EXERCISE MATERIAL.
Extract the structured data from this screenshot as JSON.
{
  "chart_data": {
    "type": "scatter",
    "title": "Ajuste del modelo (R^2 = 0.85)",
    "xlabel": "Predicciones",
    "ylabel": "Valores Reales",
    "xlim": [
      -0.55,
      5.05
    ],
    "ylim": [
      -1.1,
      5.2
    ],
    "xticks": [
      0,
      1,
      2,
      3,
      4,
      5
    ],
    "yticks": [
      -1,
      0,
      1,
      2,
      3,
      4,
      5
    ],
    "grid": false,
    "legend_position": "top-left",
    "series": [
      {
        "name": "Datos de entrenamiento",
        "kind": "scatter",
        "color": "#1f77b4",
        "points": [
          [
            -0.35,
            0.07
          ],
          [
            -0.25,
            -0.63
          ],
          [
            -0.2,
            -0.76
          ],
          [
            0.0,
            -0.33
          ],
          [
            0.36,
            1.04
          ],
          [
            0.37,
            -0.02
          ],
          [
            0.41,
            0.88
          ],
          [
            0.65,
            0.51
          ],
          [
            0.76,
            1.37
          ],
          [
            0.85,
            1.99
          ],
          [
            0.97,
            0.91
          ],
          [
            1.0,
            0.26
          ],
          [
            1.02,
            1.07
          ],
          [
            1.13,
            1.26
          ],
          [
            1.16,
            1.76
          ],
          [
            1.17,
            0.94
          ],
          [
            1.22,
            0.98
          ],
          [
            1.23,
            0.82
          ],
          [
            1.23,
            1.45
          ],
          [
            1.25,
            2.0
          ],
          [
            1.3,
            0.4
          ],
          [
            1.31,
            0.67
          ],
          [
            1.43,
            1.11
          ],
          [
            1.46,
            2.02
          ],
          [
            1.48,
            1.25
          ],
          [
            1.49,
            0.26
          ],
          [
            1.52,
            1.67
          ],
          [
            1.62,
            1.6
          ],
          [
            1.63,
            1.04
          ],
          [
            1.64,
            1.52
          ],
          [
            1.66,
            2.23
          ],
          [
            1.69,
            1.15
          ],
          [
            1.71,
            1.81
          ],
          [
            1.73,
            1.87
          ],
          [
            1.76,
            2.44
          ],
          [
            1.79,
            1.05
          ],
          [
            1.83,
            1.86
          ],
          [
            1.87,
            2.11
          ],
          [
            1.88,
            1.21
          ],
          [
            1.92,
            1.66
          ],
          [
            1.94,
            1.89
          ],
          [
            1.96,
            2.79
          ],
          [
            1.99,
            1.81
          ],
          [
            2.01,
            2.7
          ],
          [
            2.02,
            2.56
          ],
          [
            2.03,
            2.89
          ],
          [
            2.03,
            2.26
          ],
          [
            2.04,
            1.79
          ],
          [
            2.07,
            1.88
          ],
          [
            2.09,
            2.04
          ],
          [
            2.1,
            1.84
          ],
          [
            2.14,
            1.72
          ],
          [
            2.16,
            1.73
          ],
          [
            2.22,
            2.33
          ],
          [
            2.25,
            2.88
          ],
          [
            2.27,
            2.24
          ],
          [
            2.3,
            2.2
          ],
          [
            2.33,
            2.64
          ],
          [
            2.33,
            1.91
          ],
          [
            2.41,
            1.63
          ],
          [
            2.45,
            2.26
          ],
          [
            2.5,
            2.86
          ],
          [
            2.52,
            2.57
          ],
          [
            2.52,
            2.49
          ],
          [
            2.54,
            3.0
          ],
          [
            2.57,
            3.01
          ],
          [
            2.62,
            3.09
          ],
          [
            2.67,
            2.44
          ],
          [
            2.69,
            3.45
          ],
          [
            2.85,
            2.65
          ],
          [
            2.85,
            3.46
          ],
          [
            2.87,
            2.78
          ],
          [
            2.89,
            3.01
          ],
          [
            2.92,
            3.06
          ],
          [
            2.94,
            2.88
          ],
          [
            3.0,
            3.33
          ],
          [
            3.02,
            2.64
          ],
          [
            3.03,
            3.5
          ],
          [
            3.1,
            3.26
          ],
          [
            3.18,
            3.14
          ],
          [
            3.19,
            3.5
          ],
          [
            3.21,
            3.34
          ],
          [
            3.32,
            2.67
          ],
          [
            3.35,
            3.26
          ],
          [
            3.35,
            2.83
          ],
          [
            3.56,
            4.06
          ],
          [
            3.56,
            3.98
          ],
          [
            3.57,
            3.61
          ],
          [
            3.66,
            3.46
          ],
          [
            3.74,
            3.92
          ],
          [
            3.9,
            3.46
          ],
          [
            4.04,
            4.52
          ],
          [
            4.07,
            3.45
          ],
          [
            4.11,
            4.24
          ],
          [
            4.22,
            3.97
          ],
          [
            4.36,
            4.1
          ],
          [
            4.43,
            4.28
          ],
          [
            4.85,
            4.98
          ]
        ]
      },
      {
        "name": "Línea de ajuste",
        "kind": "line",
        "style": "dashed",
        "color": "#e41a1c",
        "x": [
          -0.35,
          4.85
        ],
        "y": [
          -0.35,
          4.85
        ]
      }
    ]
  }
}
...
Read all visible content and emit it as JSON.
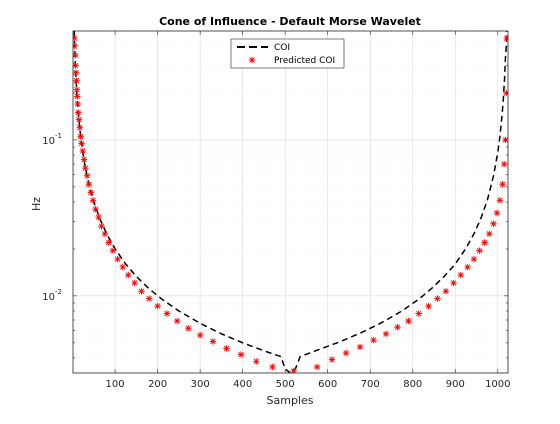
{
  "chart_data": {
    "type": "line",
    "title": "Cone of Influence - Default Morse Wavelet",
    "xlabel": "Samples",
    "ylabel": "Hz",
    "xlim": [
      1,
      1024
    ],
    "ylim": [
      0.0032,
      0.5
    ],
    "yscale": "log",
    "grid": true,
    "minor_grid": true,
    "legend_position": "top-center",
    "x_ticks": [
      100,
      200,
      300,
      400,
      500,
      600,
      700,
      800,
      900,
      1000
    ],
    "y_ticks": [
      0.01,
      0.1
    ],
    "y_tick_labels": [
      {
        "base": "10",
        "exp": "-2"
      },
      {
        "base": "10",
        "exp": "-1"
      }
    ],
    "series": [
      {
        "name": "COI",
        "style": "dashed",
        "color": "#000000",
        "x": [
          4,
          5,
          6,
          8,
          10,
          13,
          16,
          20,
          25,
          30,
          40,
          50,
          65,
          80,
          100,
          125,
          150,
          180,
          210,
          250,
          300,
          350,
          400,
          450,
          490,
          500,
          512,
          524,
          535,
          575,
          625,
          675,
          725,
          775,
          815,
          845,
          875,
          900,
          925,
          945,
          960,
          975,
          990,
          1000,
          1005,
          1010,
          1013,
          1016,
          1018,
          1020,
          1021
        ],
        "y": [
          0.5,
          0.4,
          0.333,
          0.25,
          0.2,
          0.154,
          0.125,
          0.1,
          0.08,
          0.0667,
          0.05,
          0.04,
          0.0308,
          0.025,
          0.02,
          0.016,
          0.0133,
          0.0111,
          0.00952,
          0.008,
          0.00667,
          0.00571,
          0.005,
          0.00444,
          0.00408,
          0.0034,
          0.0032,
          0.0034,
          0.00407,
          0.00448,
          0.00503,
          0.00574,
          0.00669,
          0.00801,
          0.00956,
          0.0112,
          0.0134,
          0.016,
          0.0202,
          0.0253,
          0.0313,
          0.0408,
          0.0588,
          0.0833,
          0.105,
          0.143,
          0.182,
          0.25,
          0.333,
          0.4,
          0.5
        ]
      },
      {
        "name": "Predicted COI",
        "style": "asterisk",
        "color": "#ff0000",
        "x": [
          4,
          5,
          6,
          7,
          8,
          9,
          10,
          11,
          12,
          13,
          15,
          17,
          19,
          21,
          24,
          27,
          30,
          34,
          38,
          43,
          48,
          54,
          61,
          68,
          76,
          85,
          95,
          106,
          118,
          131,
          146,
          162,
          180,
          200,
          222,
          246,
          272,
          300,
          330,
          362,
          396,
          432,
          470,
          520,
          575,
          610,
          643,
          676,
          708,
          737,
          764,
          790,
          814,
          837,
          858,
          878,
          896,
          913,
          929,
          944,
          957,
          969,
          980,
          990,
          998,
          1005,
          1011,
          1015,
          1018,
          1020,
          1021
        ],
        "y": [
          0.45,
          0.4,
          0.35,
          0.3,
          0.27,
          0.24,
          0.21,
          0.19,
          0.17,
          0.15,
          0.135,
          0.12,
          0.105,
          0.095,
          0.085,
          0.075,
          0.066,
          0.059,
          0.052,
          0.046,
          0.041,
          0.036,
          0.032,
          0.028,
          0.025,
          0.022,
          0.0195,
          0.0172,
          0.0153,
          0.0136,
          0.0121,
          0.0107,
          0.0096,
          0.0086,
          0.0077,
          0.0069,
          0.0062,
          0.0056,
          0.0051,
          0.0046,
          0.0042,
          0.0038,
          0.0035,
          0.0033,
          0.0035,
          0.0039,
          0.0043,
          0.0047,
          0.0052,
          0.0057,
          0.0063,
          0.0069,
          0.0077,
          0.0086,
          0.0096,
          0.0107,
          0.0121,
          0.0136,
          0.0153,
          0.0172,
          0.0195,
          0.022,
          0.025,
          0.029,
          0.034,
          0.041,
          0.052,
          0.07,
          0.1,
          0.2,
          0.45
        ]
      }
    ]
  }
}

TO BE DONE. Scan the material above for the word "color". Copy each line where it occurs.

FINAL ANSWER.
        "color": "#1f77b4",
        "color": "#e41a1c",
        "color": "#000000",
        "color": "#ff0000",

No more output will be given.